:: Text excerpt

Of this amount, $ 5 is allocated to each partner. A must use $ 5 of its basis
adjustment in Asset 1 to offset A's share of PRS's gain. Under paragraph
(h)(2)(iii) of this section, PRS's basis in the stock received from X is $ 60.
However, A has a basis adjustment in the stock received by PRS equal to $ 15
(its
basis adjustment in Asset 1, $ 20, reduced by the portion of the adjustment
which reduced A's gain, $ 5). Under paragraph (h)(2)(i) of this section, X's
basis in Asset 1 equals $ 75 (PRS's common basis in the asset, $ 60, plus A's
basis adjustment under section 743(b), $ 20, less the portion of the adjustment
which reduced A's gain, $ 5).
(i) [Reserved].
(j)
Effect of basis adjustment- (1)
In general. The basis adjustment constitutes an adjustment to the basis of partnership
property with respect to the transferee only. No adjustment is made to the
common basis of partnership property. Thus, for purposes of calculating income,
deduction, gain, and loss, the transferee will have a special basis for those
partnership properties the bases of which are adjusted under section 743(b) and
this section. The adjustment to the basis of partnership
property under section 743(b) has no effect on the partnership's computation of
any item under section 703.
(2)

::::

- **Things to do**
1) In the tax regulation excerpt, what is X's basis in Asset 1?
2) Copy the passage of the tax regulation excerpt starting at "(i) [Reserved]." and ending at "under section 703.".

:: Extracted material

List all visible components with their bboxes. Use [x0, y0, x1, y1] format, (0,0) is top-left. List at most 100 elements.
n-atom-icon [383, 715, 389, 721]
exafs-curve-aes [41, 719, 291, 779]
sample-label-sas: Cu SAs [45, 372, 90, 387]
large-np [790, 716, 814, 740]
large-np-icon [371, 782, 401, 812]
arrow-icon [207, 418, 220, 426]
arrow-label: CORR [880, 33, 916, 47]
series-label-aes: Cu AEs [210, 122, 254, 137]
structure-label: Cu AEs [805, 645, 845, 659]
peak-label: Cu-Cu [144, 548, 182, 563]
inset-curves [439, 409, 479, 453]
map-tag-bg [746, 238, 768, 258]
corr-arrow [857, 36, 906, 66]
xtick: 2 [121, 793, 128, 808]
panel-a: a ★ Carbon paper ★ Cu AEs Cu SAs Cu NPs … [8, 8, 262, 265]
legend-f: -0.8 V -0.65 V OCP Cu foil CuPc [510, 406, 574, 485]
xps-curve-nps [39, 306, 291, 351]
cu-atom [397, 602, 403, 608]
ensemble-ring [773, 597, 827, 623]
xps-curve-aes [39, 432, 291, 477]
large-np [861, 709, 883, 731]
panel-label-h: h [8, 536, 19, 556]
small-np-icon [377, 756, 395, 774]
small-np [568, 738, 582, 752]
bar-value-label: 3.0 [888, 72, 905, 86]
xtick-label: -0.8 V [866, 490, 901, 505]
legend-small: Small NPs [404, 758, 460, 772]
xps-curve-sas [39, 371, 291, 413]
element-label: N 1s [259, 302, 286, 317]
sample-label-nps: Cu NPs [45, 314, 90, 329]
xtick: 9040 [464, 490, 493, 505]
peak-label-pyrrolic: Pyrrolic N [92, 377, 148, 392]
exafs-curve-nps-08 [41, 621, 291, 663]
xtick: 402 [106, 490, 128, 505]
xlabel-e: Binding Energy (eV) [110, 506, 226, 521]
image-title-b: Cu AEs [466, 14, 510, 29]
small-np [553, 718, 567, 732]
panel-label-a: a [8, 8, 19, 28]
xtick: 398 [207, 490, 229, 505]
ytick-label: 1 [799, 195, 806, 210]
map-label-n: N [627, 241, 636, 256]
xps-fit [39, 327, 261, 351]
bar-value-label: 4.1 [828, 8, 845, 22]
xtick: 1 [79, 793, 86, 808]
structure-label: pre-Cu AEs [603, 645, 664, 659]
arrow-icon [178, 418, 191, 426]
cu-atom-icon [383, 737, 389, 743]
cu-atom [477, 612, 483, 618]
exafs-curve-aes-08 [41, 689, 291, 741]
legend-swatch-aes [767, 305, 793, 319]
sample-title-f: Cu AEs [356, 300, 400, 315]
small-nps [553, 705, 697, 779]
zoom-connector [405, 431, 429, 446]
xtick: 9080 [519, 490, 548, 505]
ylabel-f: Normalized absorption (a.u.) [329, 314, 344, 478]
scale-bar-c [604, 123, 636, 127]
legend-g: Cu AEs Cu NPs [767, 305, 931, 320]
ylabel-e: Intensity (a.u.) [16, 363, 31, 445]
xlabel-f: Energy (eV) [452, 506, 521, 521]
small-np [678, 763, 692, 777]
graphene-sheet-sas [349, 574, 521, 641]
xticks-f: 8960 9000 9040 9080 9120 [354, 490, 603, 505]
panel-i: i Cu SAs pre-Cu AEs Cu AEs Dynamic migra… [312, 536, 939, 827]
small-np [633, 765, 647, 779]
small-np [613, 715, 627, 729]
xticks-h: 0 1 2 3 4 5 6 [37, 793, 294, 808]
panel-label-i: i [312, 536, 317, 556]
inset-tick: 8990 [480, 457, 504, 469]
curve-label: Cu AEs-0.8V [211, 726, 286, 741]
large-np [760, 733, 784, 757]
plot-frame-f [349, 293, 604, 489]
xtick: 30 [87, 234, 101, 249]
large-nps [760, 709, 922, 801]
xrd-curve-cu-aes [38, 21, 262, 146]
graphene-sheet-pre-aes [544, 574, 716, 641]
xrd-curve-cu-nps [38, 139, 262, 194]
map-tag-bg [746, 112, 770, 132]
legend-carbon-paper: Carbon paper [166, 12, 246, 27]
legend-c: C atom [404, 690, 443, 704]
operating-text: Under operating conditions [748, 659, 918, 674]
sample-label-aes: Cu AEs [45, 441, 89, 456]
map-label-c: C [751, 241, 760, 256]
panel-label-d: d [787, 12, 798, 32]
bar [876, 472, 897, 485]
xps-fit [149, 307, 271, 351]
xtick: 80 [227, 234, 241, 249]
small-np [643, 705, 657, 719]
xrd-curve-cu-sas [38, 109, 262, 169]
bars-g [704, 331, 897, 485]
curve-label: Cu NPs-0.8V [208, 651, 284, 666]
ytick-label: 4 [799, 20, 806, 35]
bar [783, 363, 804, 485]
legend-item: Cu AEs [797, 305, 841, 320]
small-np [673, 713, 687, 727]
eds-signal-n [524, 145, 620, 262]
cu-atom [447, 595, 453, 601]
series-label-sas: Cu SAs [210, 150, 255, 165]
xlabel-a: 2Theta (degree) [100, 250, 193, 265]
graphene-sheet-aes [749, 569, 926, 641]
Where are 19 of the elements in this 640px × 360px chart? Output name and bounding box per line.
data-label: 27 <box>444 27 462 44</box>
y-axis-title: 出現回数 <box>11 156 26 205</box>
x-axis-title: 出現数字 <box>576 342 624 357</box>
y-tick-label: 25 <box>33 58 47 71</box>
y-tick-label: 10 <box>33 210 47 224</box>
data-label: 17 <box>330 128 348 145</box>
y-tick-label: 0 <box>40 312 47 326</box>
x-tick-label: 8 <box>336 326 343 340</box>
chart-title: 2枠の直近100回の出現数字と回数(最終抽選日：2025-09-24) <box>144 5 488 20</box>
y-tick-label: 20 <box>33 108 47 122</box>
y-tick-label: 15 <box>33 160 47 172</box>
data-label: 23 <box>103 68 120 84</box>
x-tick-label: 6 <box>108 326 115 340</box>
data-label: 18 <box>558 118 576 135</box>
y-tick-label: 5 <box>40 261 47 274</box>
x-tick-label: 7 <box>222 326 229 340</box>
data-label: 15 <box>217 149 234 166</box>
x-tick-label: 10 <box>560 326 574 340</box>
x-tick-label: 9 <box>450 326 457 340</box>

::::

- **Task responses**
1) $75

2)
(i) [Reserved].
(j)
Effect of basis adjustment- (1)
In general. The basis adjustment constitutes an adjustment to the basis of partnership
property with respect to the transferee only. No adjustment is made to the
common basis of partnership property. Thus, for purposes of calculating income,
deduction, gain, and loss, the transferee will have a special basis for those
partnership properties the bases of which are adjusted under section 743(b) and
this section. The adjustment to the basis of partnership
property under section 743(b) has no effect on the partnership's computation of
any item under section 703.